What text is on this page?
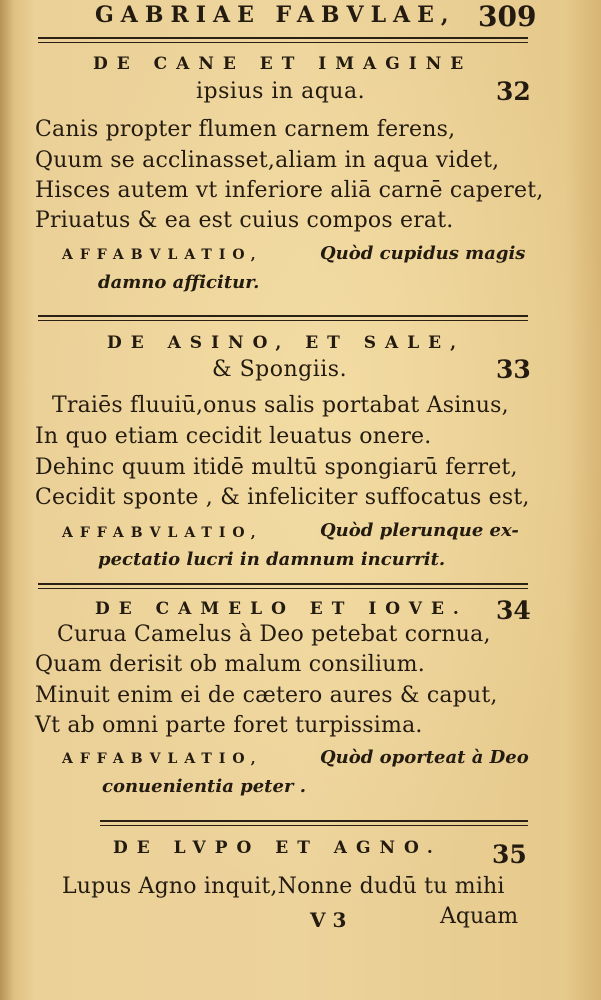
GABRIAE FABVLAE, 309
DE CANE ET IMAGINE
ipsius in aqua.	32
Canis propter flumen carnem ferens,
Quum se acclinasset,aliam in aqua videt,
Hisces autem vt inferiore aliā carnē caperet,
Priuatus & ea est cuius compos erat.
AFFABVLATIO,	Quòd cupidus magis
damno afficitur.
DE ASINO, ET SALE,
& Spongiis.	33
Traiēs fluuiū,onus salis portabat Asinus,
In quo etiam cecidit leuatus onere.
Dehinc quum itidē multū spongiarū ferret,
Cecidit sponte , & infeliciter suffocatus est,
AFFABVLATIO,	Quòd plerunque ex-
pectatio lucri in damnum incurrit.
DE CAMELO ET IOVE. 34
Curua Camelus à Deo petebat cornua,
Quam derisit ob malum consilium.
Minuit enim ei de cætero aures & caput,
Vt ab omni parte foret turpissima.
AFFABVLATIO,	Quòd oporteat à Deo
conuenientia peter .
DE LVPO ET AGNO. 35
Lupus Agno inquit,Nonne dudū tu mihi
V 3	Aquam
☆ ☆ ☆ ☆
■ **WHAT YOU HAVE TO DO**
Copy the data exactly. Any picture it contains is to be omitted.

■ **RESPONSE TO THIS EXERCISE**
What text is on this page?
GABRIAE FABVLAE, 309
DE CANE ET IMAGINE
ipsius in aqua.	32
Canis propter flumen carnem ferens,
Quum se acclinasset,aliam in aqua videt,
Hisces autem vt inferiore aliā carnē caperet,
Priuatus & ea est cuius compos erat.
AFFABVLATIO,	Quòd cupidus magis
damno afficitur.
DE ASINO, ET SALE,
& Spongiis.	33
Traiēs fluuiū,onus salis portabat Asinus,
In quo etiam cecidit leuatus onere.
Dehinc quum itidē multū spongiarū ferret,
Cecidit sponte , & infeliciter suffocatus est,
AFFABVLATIO,	Quòd plerunque ex-
pectatio lucri in damnum incurrit.
DE CAMELO ET IOVE. 34
Curua Camelus à Deo petebat cornua,
Quam derisit ob malum consilium.
Minuit enim ei de cætero aures & caput,
Vt ab omni parte foret turpissima.
AFFABVLATIO,	Quòd oporteat à Deo
conuenientia peter .
DE LVPO ET AGNO. 35
Lupus Agno inquit,Nonne dudū tu mihi
V 3	Aquam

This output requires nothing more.